Copy out each line of the data holding "made".

Dataset entries:
-.-.-

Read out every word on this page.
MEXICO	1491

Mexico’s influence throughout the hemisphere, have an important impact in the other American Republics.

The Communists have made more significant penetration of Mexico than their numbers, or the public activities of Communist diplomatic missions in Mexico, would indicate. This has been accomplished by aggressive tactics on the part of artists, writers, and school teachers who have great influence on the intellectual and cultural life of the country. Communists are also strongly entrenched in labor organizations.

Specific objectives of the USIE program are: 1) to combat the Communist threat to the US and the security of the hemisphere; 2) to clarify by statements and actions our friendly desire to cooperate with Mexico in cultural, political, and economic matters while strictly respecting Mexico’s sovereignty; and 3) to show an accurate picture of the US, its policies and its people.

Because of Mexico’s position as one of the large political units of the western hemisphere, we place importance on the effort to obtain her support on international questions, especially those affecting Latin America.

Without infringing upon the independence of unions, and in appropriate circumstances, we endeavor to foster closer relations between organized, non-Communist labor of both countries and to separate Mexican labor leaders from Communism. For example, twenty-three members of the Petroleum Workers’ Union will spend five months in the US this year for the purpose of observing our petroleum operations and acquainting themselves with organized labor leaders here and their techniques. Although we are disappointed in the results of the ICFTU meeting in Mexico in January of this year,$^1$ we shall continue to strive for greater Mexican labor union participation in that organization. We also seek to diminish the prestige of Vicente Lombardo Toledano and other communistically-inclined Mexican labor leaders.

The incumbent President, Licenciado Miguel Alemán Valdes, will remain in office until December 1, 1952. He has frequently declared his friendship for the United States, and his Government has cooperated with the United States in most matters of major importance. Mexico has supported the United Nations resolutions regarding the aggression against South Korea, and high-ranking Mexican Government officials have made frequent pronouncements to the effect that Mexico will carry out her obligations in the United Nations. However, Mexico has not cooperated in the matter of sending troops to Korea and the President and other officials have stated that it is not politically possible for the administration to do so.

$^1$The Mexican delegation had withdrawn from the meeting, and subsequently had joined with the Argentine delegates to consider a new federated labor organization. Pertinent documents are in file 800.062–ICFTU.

-.-.-

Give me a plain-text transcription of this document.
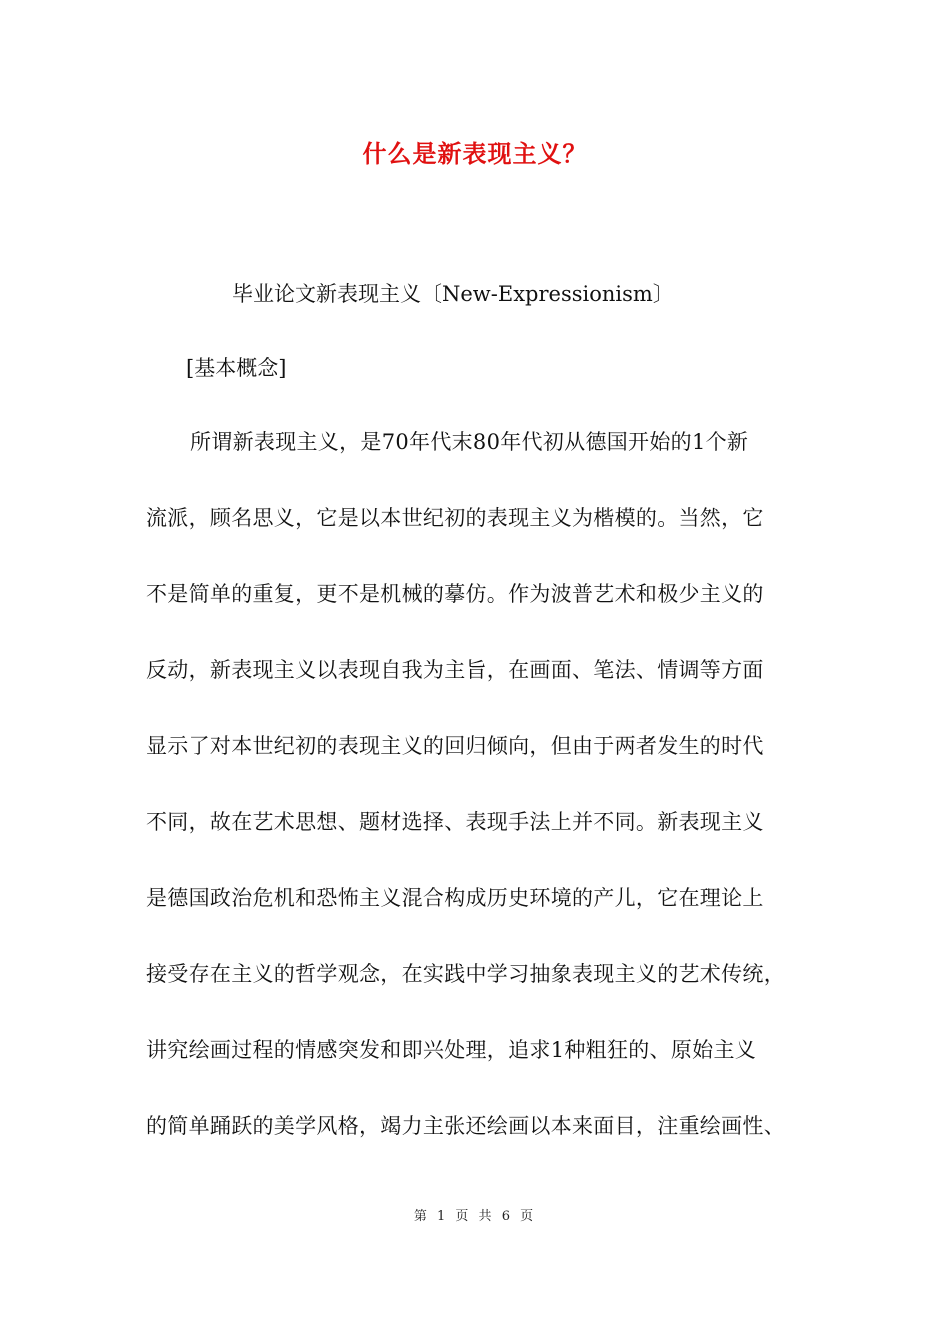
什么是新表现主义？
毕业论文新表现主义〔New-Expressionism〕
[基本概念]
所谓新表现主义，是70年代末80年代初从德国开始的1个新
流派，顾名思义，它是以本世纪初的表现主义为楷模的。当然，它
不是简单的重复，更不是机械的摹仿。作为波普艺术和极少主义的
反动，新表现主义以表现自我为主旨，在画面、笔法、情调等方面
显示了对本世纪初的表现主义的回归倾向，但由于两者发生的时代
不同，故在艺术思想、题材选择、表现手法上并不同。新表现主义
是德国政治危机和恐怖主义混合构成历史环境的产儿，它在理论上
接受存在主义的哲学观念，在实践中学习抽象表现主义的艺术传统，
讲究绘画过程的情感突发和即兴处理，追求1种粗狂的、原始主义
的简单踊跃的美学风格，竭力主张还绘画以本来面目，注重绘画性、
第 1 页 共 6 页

-.-.-

- WRITTEN ANSWER:
The Communists have made more significant penetration of Mexico than their numbers, or the public activities of Communist diplomatic missions in Mexico, would indicate. This has been accomplished by aggressive tactics on the part of artists, writers, and school teachers who have great influence on the intellectual and cultural life of the country. Communists are also strongly entrenched in labor organizations.
The incumbent President, Licenciado Miguel Alemán Valdes, will remain in office until December 1, 1952. He has frequently declared his friendship for the United States, and his Government has cooperated with the United States in most matters of major importance. Mexico has supported the United Nations resolutions regarding the aggression against South Korea, and high-ranking Mexican Government officials have made frequent pronouncements to the effect that Mexico will carry out her obligations in the United Nations. However, Mexico has not cooperated in the matter of sending troops to Korea and the President and other officials have stated that it is not politically possible for the administration to do so.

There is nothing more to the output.